DOCUMENT EXTRACT:
Segment Open

The reaction mass was cooled to 20° C. to 30° C. and the obtained compound was dissolved in deoxygenated acetonitrile (1200 ml) into a 10 Liter 4-Neck round bottom flask. The reaction mass was stirred for 10-15 min. at 20° C. to 30° C. Deoxygenated (W.F.I) water (1800 ml) was charged into reaction mass and the reaction mass was stirred for 10-15 min. at 20° C. to 30° C. Silver nitrate (92.25 g) was added lot-wise into the reaction mass at 20° C. to 30° C. and the reaction mass was stirred for 5 to 6 hrs at 20° C. to 30° C. The reaction mixture was cooled to 0 to 10° C. and 450 ml 5% sodium bicarbonate solution was added into the reaction mass at 0 to 10° C. 900 ml of dichloromethane was added into reaction mixture at 0 to 10° C. followed by addition of 300 ml of process water. The temperature of the reaction mixture was raised to 10° C. to 15° C. and the reaction mass was stirred for 10-15 min at 10° C. to 15° C. The reaction mass was then filtered through celite bed at 10 to 15° C. under vacuum and washed with 600 ml of dichloromethane.

Filtered ML was charged back into RBF, layers were separated and aqueous layer was extracted with dichloromethane multiple number of times. The organic layers were combined and 3.0 gm activated carbon was added into the organic layer. Temperature of the reaction mixture was raised to 20-30° C. and the reaction mass was stirred for 10 to 15 min at 20° C. to 30° C. The reaction mass was filtered through celite bed at 20° C. to 30° C. under vacuum. Filtrate was collected, 30.0 g sodium sulphate was charged into it and reaction mixture was stirred for 10 to 15 min and allowed it to settle for some time. Organic layer was decanted, solvent was distilled out under vacuum and product was degassed for 30 to 60 min to obtain Dry weight B of compound of formula V. Crude Lurbinectedin was isolated using Method-I or Method-II mentioned below.

Method-I: Isolation of Crude Lurbinectedin Using Dichloromethane and n-Heptane

Dichloromethane (BX 40V) and the (Dry wt.-B) of the titled compound obtained above were charged into a round bottom flask. Solution was filtered through 0.45 micron filter and washed by the BX5V of Dichloromethane at 20 to 30° C. Filtered solution was added into 20 Liter Assembly containing BX400V of n-Heptane within 30 to 60 min. at 20 to 30° C. in nitrogen atmosphere and washed by BX2V of Dichloromethane at 20 to 30° C. The reaction mass was stirred for 30 to 60 min. at 20 to 30° C. in nitrogen atmosphere. The reaction mass was filtered and washed by BX5V of n-Heptane and the product was dried under vacuum to obtain crude Lurbinectedin of Formula-V.

Segment Closed

DATA EXCERPTS:
Segment Open

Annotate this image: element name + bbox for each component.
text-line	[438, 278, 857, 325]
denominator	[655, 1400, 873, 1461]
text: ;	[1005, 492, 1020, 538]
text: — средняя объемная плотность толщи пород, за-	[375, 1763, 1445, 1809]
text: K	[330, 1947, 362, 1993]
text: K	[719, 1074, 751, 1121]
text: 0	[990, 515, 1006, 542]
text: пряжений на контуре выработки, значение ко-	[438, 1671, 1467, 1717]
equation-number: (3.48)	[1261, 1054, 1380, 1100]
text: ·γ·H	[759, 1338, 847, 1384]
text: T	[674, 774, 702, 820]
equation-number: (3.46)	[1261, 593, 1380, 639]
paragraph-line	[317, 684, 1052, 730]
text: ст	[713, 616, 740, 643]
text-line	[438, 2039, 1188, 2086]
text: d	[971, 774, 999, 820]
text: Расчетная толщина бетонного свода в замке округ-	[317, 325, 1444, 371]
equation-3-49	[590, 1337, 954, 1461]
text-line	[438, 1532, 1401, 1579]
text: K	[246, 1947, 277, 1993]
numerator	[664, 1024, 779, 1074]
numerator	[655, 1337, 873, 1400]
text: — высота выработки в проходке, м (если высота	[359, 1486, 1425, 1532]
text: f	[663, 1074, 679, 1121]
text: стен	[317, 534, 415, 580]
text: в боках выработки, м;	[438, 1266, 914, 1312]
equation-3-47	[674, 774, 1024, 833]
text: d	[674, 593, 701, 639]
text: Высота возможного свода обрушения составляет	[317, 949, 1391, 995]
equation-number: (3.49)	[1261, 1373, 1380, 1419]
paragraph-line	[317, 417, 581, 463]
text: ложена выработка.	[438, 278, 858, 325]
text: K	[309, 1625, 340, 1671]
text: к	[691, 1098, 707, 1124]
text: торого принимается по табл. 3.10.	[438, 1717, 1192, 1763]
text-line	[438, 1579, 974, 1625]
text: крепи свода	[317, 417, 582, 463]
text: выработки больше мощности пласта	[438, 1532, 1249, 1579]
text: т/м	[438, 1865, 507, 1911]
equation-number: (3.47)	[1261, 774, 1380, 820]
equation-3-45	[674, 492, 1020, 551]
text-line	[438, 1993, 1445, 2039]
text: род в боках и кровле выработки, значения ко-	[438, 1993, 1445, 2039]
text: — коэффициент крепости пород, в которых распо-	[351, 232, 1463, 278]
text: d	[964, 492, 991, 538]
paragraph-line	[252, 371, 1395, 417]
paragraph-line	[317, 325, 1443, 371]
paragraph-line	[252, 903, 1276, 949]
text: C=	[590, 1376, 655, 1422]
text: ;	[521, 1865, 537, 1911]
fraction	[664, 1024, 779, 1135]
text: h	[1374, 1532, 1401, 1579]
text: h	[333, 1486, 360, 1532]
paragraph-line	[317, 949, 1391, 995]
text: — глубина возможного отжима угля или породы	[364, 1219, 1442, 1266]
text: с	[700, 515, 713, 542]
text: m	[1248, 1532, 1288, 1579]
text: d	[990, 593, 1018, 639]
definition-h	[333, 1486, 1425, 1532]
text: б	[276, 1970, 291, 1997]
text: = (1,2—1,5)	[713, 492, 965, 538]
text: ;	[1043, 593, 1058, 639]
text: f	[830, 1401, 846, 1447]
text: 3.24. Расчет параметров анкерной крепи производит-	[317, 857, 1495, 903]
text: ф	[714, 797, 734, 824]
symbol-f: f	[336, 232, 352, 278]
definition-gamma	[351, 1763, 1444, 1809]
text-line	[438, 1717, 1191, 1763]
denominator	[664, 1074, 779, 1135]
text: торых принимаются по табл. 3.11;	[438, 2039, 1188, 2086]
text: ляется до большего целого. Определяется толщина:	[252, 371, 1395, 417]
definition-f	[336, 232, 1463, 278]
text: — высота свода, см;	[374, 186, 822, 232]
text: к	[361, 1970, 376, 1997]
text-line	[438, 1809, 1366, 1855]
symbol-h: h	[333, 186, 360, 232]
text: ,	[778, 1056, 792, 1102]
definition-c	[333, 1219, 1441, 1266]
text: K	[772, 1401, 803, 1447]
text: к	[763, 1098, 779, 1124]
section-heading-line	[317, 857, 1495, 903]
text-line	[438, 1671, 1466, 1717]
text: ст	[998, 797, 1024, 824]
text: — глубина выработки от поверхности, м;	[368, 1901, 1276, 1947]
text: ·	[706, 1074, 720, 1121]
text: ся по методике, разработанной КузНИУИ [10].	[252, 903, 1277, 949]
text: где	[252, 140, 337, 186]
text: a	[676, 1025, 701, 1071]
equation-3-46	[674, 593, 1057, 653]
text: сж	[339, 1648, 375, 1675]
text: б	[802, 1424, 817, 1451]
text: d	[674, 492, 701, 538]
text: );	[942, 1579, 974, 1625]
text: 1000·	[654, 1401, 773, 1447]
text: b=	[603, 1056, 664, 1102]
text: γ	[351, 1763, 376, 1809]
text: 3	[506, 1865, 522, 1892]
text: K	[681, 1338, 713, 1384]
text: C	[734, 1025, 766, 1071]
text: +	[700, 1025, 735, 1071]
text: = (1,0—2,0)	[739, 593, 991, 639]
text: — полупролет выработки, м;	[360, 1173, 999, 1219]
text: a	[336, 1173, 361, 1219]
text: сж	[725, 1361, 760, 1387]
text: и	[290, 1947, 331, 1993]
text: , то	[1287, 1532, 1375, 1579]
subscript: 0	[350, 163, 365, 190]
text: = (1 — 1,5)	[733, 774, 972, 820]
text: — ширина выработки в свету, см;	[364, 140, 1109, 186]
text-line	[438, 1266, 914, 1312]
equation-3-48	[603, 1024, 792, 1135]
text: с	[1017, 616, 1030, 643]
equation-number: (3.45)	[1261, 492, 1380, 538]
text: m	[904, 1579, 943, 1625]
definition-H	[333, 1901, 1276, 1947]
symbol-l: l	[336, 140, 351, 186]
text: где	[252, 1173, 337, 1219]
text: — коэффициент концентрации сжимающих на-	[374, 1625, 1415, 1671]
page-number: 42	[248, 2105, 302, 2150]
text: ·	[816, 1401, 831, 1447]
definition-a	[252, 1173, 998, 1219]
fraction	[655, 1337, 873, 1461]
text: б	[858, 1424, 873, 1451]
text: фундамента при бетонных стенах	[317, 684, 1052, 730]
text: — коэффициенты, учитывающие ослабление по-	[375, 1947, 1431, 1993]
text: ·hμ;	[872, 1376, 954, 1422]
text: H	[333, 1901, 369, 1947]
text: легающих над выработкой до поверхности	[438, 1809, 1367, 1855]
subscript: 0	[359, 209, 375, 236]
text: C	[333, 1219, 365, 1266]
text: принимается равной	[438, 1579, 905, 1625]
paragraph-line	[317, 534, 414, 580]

Segment Closed

STUDY QUESTIONS:
**a.** In the lurbinectedin synthesis procedure, what is charged into the filtrate before the organic layer is decanted, and how much?
**b.** Write the next part of the lurbinectedin synthesis procedure, starting after its last sentence.

RESPONSES IN ORDER:
**a.** 30.0 g of sodium sulphate.

**b.**
Method-II: Isolation of Crude Lurbinectedin Using Ethyl Acetate and n-Hexane

Ethyl acetate (BX 10V) and the (Dry wt.-B) of the titled compound obtained above were charged into a round bottom flask. The reaction mass was stirred for 20 to 30 min. at 20° C. to 30° C. and (BX 12V) ml n-hexane was added in to the reaction mass at 20° C. to 30° C. The reaction mass was stirred 60 to 70 min. at 20° C. to 30° C. The product was filtered, washed with (BX 10V) n-hexane and the product was dried under vacuum to obtain crude Lurbinectedin of Formula-V.

Example 5: Preparation of Amorphous Form of Lurbinectedin

Crude Lurbinectedin obtained in Example 4 was loaded lot wise and the preparative HPLC was run under following chromatographic conditions:

Chromatographic Conditions:

- Wavelength: 210 nm
- Flow Rate: 100 ml/min
- Run time: about 240 mins
- Diluent: 3% Acetic acid in MeOH:Water (98:2)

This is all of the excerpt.